[Data records]
========================================

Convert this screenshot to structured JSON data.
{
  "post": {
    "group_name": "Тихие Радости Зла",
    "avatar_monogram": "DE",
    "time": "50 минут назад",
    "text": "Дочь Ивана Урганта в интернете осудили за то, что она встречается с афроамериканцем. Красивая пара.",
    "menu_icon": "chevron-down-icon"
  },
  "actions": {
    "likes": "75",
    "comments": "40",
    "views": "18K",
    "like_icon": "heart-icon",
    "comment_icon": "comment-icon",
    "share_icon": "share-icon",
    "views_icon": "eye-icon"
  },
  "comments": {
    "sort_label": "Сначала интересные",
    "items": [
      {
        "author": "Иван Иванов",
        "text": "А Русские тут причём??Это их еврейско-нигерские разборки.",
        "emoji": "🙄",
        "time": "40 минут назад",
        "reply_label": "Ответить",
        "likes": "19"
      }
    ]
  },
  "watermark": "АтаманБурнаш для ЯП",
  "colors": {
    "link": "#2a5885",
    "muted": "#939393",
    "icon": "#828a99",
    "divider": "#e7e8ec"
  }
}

========================================

Copy out each line in the preceding records that contains "назад".

    "time": "50 минут назад",
        "time": "40 минут назад",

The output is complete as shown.